(Stored data)

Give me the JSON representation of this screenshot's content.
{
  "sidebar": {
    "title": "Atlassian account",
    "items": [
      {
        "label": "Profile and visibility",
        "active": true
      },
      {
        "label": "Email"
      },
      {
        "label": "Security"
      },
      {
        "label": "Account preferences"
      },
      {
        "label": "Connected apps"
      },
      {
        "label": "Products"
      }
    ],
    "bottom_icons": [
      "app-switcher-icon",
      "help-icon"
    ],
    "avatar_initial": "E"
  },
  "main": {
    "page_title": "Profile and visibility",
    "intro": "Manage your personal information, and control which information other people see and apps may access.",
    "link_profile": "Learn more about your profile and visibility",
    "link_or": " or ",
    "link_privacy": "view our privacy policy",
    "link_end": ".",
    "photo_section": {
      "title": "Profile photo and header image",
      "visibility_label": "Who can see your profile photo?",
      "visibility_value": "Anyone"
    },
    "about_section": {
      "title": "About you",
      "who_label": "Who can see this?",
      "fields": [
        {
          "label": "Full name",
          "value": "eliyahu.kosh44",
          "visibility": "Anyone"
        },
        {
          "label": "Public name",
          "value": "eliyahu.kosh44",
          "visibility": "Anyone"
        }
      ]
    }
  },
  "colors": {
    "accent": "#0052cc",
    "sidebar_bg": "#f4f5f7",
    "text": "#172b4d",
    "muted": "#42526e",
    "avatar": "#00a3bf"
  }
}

Task details » Reproduce the full listing exactly.

The solution »
Give me the JSON representation of this screenshot's content.
{
  "sidebar": {
    "title": "Atlassian account",
    "items": [
      {
        "label": "Profile and visibility",
        "active": true
      },
      {
        "label": "Email"
      },
      {
        "label": "Security"
      },
      {
        "label": "Account preferences"
      },
      {
        "label": "Connected apps"
      },
      {
        "label": "Products"
      }
    ],
    "bottom_icons": [
      "app-switcher-icon",
      "help-icon"
    ],
    "avatar_initial": "E"
  },
  "main": {
    "page_title": "Profile and visibility",
    "intro": "Manage your personal information, and control which information other people see and apps may access.",
    "link_profile": "Learn more about your profile and visibility",
    "link_or": " or ",
    "link_privacy": "view our privacy policy",
    "link_end": ".",
    "photo_section": {
      "title": "Profile photo and header image",
      "visibility_label": "Who can see your profile photo?",
      "visibility_value": "Anyone"
    },
    "about_section": {
      "title": "About you",
      "who_label": "Who can see this?",
      "fields": [
        {
          "label": "Full name",
          "value": "eliyahu.kosh44",
          "visibility": "Anyone"
        },
        {
          "label": "Public name",
          "value": "eliyahu.kosh44",
          "visibility": "Anyone"
        }
      ]
    }
  },
  "colors": {
    "accent": "#0052cc",
    "sidebar_bg": "#f4f5f7",
    "text": "#172b4d",
    "muted": "#42526e",
    "avatar": "#00a3bf"
  }
}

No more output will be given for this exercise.